> _What needs to be done_: Return the listing below exactly, with the pictures dropped.

> _Material for this exercise_:
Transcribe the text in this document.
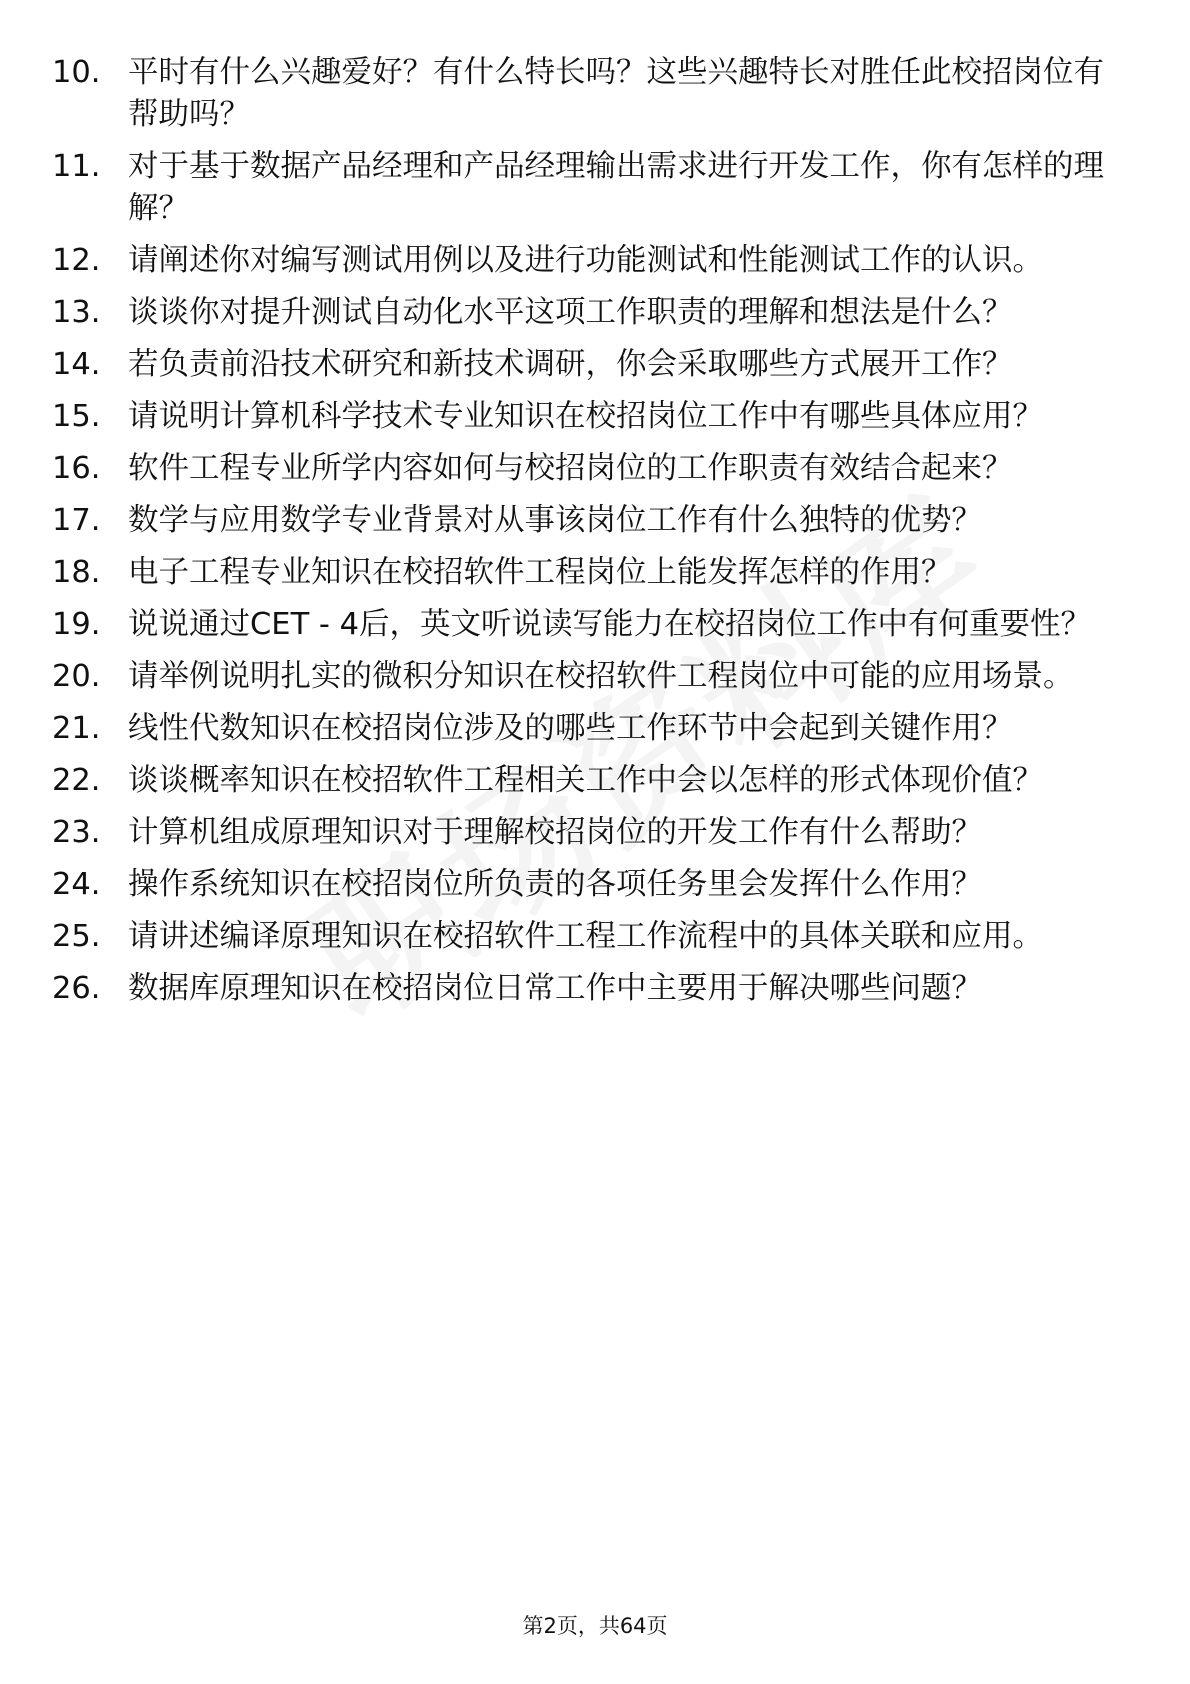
10. 平时有什么兴趣爱好？有什么特长吗？这些兴趣特长对胜任此校招岗位有帮助吗？
11. 对于基于数据产品经理和产品经理输出需求进行开发工作，你有怎样的理解？
12. 请阐述你对编写测试用例以及进行功能测试和性能测试工作的认识。
13. 谈谈你对提升测试自动化水平这项工作职责的理解和想法是什么？
14. 若负责前沿技术研究和新技术调研，你会采取哪些方式展开工作？
15. 请说明计算机科学技术专业知识在校招岗位工作中有哪些具体应用？
16. 软件工程专业所学内容如何与校招岗位的工作职责有效结合起来？
17. 数学与应用数学专业背景对从事该岗位工作有什么独特的优势？
18. 电子工程专业知识在校招软件工程岗位上能发挥怎样的作用？
19. 说说通过CET - 4后，英文听说读写能力在校招岗位工作中有何重要性？
20. 请举例说明扎实的微积分知识在校招软件工程岗位中可能的应用场景。
21. 线性代数知识在校招岗位涉及的哪些工作环节中会起到关键作用？
22. 谈谈概率知识在校招软件工程相关工作中会以怎样的形式体现价值？
23. 计算机组成原理知识对于理解校招岗位的开发工作有什么帮助？
24. 操作系统知识在校招岗位所负责的各项任务里会发挥什么作用？
25. 请讲述编译原理知识在校招软件工程工作流程中的具体关联和应用。
26. 数据库原理知识在校招岗位日常工作中主要用于解决哪些问题？
第2页，共64页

> _Solution for this task_:
Transcribe the text in this document.
10. 平时有什么兴趣爱好？有什么特长吗？这些兴趣特长对胜任此校招岗位有帮助吗？
11. 对于基于数据产品经理和产品经理输出需求进行开发工作，你有怎样的理解？
12. 请阐述你对编写测试用例以及进行功能测试和性能测试工作的认识。
13. 谈谈你对提升测试自动化水平这项工作职责的理解和想法是什么？
14. 若负责前沿技术研究和新技术调研，你会采取哪些方式展开工作？
15. 请说明计算机科学技术专业知识在校招岗位工作中有哪些具体应用？
16. 软件工程专业所学内容如何与校招岗位的工作职责有效结合起来？
17. 数学与应用数学专业背景对从事该岗位工作有什么独特的优势？
18. 电子工程专业知识在校招软件工程岗位上能发挥怎样的作用？
19. 说说通过CET - 4后，英文听说读写能力在校招岗位工作中有何重要性？
20. 请举例说明扎实的微积分知识在校招软件工程岗位中可能的应用场景。
21. 线性代数知识在校招岗位涉及的哪些工作环节中会起到关键作用？
22. 谈谈概率知识在校招软件工程相关工作中会以怎样的形式体现价值？
23. 计算机组成原理知识对于理解校招岗位的开发工作有什么帮助？
24. 操作系统知识在校招岗位所负责的各项任务里会发挥什么作用？
25. 请讲述编译原理知识在校招软件工程工作流程中的具体关联和应用。
26. 数据库原理知识在校招岗位日常工作中主要用于解决哪些问题？
第2页，共64页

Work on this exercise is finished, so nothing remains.